● STATED GOAL 1
Output the section of the listing that begins at its first line and ends with the line containing "para-main: Screen Images", both included, reproducing each line without changes.

● TEXT PROVIDED
+ + + + + + +
Frequentists ask, “what is the likelihood of observing the data, given the parameter(s) of the model.” (Maximum likelihood methods basically work by iteratively finding values for \(\theta\) that maximize this function.)
\[ p(y \,|\, \theta) \]
Bayesian statistics describe the probability of the parameters given the data.
\[ p(\theta \,|\, y) = \frac{p(y \,|\, \theta) \, p(\theta)} {p(y)} \]
Bayes’ rule is commonly presented in this form, which assumes the sum of the marginal probabilities is equal to 1.
\[ p(\theta \,|\, y) \propto p(y \,|\, \theta) \, p(\theta) \]
The inference we are used to making is that the probability of the data given the null hypothesis is true.
\[ p(y \geq Y \,|\, H_0) \]
There are two problems with this:
People confuse \(p(y \geq Y \,|\, H_0)\) with \(p(H_0 \,|\, y \geq Y)\). If the probability of the data, given the null is true, is small, the probability that the null is true, given the data, must be small, too, right?! RIGHT?! Sadly, NO.
Through Bayes’ Rule, we know they’re only equal if the marginal probability of \(H_0\) being true is equal to the marginal probability of \(y\) being greater than of equal to \(Y\).
x <- rnorm(200, 0, 1) * 5
dat <- data.frame(x)
dat[1:100, 'group'] <- 'A'
dat[1:100, 'y'] <- ((x[1:100]*2) + rnorm(100, 0, 2))
dat[101:200, 'group'] <- 'B'
dat[101:200, 'y'] <- ((x[101:200]/3) + rnorm(100, 0, 3))
The model saved as a .bug file
rjags.example.bug <-'
model {
for (i in 1:N){
y[i] ~ dnorm(y[i], tau)
y.hat[i] <- a + b * x[i]
}
a ~ dnorm(0, .0001)
b ~ dnorm(0, .0001)
tau <- pow(sigma, -2)
sigma ~ dunif(0, 100)
}
'
Run model
library(rjags)
xVar <- dat$x
yVar <- dat$y
N <- 200
epsilon <- rnorm(N, 0, 1)
+ + + + + + +
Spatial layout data
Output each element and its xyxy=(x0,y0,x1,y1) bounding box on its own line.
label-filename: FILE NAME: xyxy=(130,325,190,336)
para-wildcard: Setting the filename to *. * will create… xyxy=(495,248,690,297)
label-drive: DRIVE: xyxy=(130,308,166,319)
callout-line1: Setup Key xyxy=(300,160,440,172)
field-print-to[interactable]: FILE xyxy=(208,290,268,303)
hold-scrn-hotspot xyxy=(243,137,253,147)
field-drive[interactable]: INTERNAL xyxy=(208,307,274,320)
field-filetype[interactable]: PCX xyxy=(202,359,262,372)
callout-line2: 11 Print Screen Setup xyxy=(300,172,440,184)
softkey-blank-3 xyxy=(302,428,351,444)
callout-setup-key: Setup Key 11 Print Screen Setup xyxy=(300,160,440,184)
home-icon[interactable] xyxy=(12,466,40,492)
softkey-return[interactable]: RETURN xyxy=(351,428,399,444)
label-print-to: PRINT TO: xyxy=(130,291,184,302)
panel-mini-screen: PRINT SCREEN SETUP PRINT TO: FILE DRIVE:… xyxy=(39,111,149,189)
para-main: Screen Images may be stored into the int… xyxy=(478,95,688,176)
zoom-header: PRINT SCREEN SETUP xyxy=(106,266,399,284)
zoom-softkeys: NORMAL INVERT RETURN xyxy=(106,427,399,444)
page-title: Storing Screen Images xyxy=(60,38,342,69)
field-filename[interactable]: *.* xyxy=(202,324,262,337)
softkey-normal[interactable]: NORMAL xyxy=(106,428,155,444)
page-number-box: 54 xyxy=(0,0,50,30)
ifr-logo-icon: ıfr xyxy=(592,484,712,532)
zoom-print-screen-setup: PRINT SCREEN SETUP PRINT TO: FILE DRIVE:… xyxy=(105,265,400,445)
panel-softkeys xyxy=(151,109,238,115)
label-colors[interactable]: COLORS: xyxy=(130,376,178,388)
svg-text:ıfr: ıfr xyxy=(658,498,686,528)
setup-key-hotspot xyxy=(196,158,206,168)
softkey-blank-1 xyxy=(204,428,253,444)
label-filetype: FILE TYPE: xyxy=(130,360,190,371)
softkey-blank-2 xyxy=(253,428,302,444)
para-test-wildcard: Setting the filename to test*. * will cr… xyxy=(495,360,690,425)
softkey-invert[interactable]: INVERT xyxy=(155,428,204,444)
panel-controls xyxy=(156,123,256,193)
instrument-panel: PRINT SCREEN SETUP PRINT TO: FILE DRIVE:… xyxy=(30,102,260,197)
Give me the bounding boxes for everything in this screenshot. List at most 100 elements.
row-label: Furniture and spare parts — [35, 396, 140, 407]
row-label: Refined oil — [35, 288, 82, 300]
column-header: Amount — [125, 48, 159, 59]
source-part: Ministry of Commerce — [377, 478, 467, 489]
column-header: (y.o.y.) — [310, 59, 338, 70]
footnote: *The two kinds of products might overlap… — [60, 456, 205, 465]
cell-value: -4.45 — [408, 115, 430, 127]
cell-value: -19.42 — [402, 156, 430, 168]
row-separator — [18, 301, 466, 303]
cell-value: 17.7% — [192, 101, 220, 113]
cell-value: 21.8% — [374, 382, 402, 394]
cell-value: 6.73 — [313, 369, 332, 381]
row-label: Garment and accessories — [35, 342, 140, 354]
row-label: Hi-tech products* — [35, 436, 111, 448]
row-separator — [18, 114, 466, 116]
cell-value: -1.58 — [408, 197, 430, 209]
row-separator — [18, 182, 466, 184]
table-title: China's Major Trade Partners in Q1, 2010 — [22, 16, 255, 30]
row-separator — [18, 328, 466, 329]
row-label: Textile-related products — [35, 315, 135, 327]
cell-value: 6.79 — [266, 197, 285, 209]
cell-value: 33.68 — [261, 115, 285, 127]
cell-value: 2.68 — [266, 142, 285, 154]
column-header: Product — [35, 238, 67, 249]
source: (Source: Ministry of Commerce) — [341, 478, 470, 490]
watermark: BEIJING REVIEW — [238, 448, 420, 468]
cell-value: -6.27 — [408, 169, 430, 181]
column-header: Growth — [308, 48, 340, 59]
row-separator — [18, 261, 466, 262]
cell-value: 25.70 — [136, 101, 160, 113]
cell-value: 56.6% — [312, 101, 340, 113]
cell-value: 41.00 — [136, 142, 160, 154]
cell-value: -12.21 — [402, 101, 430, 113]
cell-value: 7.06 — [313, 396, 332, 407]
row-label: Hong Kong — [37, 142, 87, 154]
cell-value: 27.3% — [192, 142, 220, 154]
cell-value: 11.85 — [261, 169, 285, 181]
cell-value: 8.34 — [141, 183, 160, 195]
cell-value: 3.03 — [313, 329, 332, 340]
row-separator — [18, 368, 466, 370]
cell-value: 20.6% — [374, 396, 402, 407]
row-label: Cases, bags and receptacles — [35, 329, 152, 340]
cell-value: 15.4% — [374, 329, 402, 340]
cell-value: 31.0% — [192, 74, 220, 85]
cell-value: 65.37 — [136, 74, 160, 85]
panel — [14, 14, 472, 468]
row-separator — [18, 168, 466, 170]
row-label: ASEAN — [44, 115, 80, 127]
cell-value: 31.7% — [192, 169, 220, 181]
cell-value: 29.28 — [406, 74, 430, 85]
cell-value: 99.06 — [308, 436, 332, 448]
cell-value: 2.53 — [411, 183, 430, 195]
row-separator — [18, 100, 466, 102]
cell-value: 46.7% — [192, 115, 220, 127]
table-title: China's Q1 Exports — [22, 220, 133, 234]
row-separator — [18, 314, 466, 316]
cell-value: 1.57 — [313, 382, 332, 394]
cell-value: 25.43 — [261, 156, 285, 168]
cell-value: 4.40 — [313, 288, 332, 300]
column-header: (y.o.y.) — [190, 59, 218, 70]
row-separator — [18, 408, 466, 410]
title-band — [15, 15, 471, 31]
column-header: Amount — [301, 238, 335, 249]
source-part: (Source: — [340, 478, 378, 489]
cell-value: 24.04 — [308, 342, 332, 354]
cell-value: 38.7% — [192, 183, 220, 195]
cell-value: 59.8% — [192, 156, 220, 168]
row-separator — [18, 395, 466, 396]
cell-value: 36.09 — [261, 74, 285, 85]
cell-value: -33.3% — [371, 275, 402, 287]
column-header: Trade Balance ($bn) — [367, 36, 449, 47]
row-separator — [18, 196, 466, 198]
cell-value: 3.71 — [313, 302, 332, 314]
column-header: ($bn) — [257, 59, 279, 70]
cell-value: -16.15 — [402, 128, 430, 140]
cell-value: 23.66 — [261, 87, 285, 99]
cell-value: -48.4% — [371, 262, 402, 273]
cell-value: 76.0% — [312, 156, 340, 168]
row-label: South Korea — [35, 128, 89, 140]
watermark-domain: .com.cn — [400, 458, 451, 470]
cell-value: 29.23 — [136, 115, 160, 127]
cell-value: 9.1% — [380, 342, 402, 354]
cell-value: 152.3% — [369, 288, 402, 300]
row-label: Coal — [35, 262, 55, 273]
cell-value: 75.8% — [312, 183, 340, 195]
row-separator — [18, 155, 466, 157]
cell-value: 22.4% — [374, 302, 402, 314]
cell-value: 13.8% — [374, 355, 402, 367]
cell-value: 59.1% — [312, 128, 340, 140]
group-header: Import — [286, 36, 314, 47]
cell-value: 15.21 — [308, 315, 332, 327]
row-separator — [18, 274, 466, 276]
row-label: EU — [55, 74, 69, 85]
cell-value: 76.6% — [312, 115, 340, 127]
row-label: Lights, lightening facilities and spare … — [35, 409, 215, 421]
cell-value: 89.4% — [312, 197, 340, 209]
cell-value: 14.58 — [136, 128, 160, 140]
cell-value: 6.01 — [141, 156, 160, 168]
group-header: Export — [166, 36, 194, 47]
+ + + + + + +
● STATED GOAL 2
In the Bayesian statistics text, rewrite the section that begins with the words "x <- rnorm(200, 0, 1)" and ends with "a ~ dnorm(0, .0001)", changing "group" to "cohort".

● COMPLETE OUTPUT 1
Output each element and its xyxy=(x0,y0,x1,y1) bounding box on its own line.
label-filename: FILE NAME: xyxy=(130,325,190,336)
para-wildcard: Setting the filename to *. * will create… xyxy=(495,248,690,297)
label-drive: DRIVE: xyxy=(130,308,166,319)
callout-line1: Setup Key xyxy=(300,160,440,172)
field-print-to[interactable]: FILE xyxy=(208,290,268,303)
hold-scrn-hotspot xyxy=(243,137,253,147)
field-drive[interactable]: INTERNAL xyxy=(208,307,274,320)
field-filetype[interactable]: PCX xyxy=(202,359,262,372)
callout-line2: 11 Print Screen Setup xyxy=(300,172,440,184)
softkey-blank-3 xyxy=(302,428,351,444)
callout-setup-key: Setup Key 11 Print Screen Setup xyxy=(300,160,440,184)
home-icon[interactable] xyxy=(12,466,40,492)
softkey-return[interactable]: RETURN xyxy=(351,428,399,444)
label-print-to: PRINT TO: xyxy=(130,291,184,302)
panel-mini-screen: PRINT SCREEN SETUP PRINT TO: FILE DRIVE:… xyxy=(39,111,149,189)
para-main: Screen Images may be stored into the int… xyxy=(478,95,688,176)

● COMPLETE OUTPUT 2
x <- rnorm(200, 0, 1) * 5
dat <- data.frame(x)
dat[1:100, 'cohort'] <- 'A'
dat[1:100, 'y'] <- ((x[1:100]*2) + rnorm(100, 0, 2))
dat[101:200, 'cohort'] <- 'B'
dat[101:200, 'y'] <- ((x[101:200]/3) + rnorm(100, 0, 3))
The model saved as a .bug file
rjags.example.bug <-'
model {
for (i in 1:N){
y[i] ~ dnorm(y[i], tau)
y.hat[i] <- a + b * x[i]
}
a ~ dnorm(0, .0001)